» **WRITTEN TASK**: Transcribe the material word for word, but without the images.

* Start EXTRACTED MATERIAL *

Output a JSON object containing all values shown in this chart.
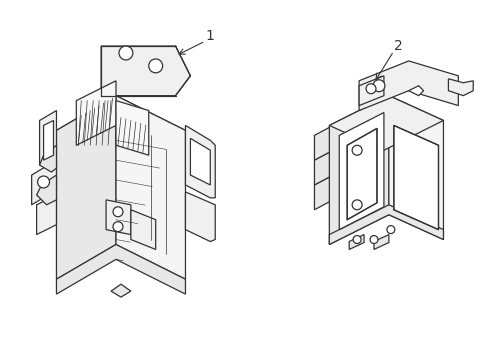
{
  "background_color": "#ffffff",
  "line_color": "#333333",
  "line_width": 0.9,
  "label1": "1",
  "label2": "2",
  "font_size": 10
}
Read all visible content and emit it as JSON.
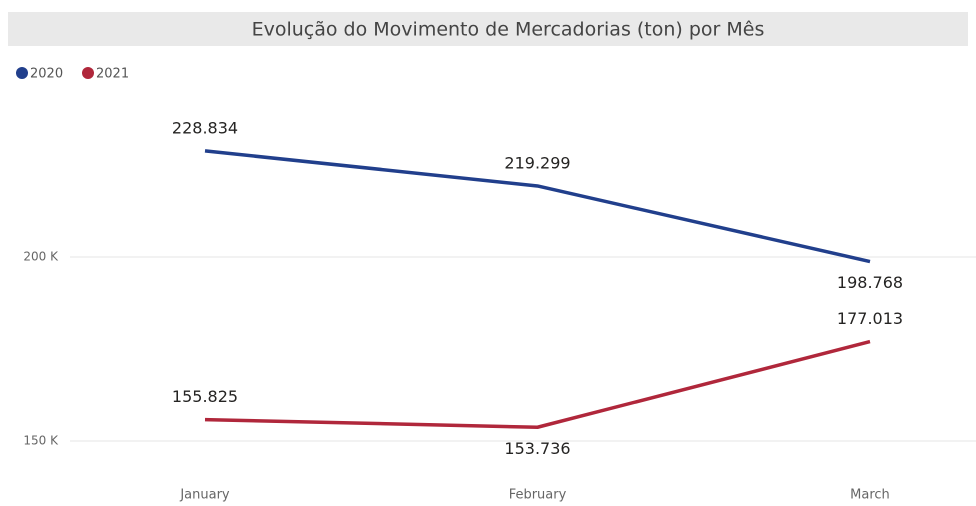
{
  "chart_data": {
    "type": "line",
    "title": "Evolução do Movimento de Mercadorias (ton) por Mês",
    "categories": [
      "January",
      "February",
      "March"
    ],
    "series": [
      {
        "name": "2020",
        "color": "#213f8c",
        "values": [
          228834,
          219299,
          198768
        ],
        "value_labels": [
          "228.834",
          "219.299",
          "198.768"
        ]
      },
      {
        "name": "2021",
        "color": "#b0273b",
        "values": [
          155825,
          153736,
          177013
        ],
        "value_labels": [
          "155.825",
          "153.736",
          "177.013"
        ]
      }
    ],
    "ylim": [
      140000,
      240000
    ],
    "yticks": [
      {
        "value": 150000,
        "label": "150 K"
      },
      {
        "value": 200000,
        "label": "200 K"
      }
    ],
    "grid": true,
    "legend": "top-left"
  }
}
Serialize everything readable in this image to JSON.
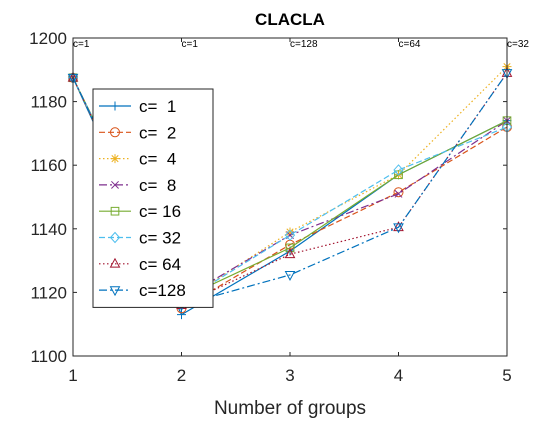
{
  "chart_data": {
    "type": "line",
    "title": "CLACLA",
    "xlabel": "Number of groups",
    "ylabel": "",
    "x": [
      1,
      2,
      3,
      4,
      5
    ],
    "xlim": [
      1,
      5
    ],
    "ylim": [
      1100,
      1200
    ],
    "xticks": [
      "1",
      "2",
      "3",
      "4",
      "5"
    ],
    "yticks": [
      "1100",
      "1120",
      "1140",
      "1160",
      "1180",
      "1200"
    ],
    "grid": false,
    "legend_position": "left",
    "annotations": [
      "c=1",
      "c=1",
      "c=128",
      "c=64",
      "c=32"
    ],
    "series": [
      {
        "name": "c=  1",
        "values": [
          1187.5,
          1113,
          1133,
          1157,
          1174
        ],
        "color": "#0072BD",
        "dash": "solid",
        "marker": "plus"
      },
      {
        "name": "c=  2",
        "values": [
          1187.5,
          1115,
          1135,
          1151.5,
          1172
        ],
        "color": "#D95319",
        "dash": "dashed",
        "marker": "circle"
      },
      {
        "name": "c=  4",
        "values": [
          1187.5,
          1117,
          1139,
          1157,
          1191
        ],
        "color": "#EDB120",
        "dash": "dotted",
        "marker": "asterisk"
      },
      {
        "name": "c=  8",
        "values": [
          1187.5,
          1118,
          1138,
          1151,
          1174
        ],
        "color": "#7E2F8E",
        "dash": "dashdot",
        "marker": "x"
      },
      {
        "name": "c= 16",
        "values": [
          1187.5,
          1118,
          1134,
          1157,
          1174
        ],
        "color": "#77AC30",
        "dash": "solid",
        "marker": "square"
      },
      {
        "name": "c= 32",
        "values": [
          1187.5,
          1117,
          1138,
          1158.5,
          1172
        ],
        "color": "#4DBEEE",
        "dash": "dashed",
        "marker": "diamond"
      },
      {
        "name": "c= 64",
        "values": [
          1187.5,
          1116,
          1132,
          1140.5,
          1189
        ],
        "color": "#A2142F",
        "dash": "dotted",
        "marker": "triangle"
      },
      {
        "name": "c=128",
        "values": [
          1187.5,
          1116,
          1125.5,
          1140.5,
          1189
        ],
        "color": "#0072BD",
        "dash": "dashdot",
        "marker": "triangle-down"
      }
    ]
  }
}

* End EXTRACTED MATERIAL *

» **RESPONSE FOR THIS EXERCISE**:
Output a JSON object containing all values shown in this chart.
{
  "background_color": "#ffffff",
  "line_color": "#333333",
  "line_width": 0.9,
  "label1": "1",
  "label2": "2",
  "font_size": 10
}
Read all visible content and emit it as JSON.
{
  "chart_data": {
    "type": "line",
    "title": "Evolução do Movimento de Mercadorias (ton) por Mês",
    "categories": [
      "January",
      "February",
      "March"
    ],
    "series": [
      {
        "name": "2020",
        "color": "#213f8c",
        "values": [
          228834,
          219299,
          198768
        ],
        "value_labels": [
          "228.834",
          "219.299",
          "198.768"
        ]
      },
      {
        "name": "2021",
        "color": "#b0273b",
        "values": [
          155825,
          153736,
          177013
        ],
        "value_labels": [
          "155.825",
          "153.736",
          "177.013"
        ]
      }
    ],
    "ylim": [
      140000,
      240000
    ],
    "yticks": [
      {
        "value": 150000,
        "label": "150 K"
      },
      {
        "value": 200000,
        "label": "200 K"
      }
    ],
    "grid": true,
    "legend": "top-left"
  }
}
Serialize everything readable in this image to JSON.
{
  "chart_data": {
    "type": "line",
    "title": "CLACLA",
    "xlabel": "Number of groups",
    "ylabel": "",
    "x": [
      1,
      2,
      3,
      4,
      5
    ],
    "xlim": [
      1,
      5
    ],
    "ylim": [
      1100,
      1200
    ],
    "xticks": [
      "1",
      "2",
      "3",
      "4",
      "5"
    ],
    "yticks": [
      "1100",
      "1120",
      "1140",
      "1160",
      "1180",
      "1200"
    ],
    "grid": false,
    "legend_position": "left",
    "annotations": [
      "c=1",
      "c=1",
      "c=128",
      "c=64",
      "c=32"
    ],
    "series": [
      {
        "name": "c=  1",
        "values": [
          1187.5,
          1113,
          1133,
          1157,
          1174
        ],
        "color": "#0072BD",
        "dash": "solid",
        "marker": "plus"
      },
      {
        "name": "c=  2",
        "values": [
          1187.5,
          1115,
          1135,
          1151.5,
          1172
        ],
        "color": "#D95319",
        "dash": "dashed",
        "marker": "circle"
      },
      {
        "name": "c=  4",
        "values": [
          1187.5,
          1117,
          1139,
          1157,
          1191
        ],
        "color": "#EDB120",
        "dash": "dotted",
        "marker": "asterisk"
      },
      {
        "name": "c=  8",
        "values": [
          1187.5,
          1118,
          1138,
          1151,
          1174
        ],
        "color": "#7E2F8E",
        "dash": "dashdot",
        "marker": "x"
      },
      {
        "name": "c= 16",
        "values": [
          1187.5,
          1118,
          1134,
          1157,
          1174
        ],
        "color": "#77AC30",
        "dash": "solid",
        "marker": "square"
      },
      {
        "name": "c= 32",
        "values": [
          1187.5,
          1117,
          1138,
          1158.5,
          1172
        ],
        "color": "#4DBEEE",
        "dash": "dashed",
        "marker": "diamond"
      },
      {
        "name": "c= 64",
        "values": [
          1187.5,
          1116,
          1132,
          1140.5,
          1189
        ],
        "color": "#A2142F",
        "dash": "dotted",
        "marker": "triangle"
      },
      {
        "name": "c=128",
        "values": [
          1187.5,
          1116,
          1125.5,
          1140.5,
          1189
        ],
        "color": "#0072BD",
        "dash": "dashdot",
        "marker": "triangle-down"
      }
    ]
  }
}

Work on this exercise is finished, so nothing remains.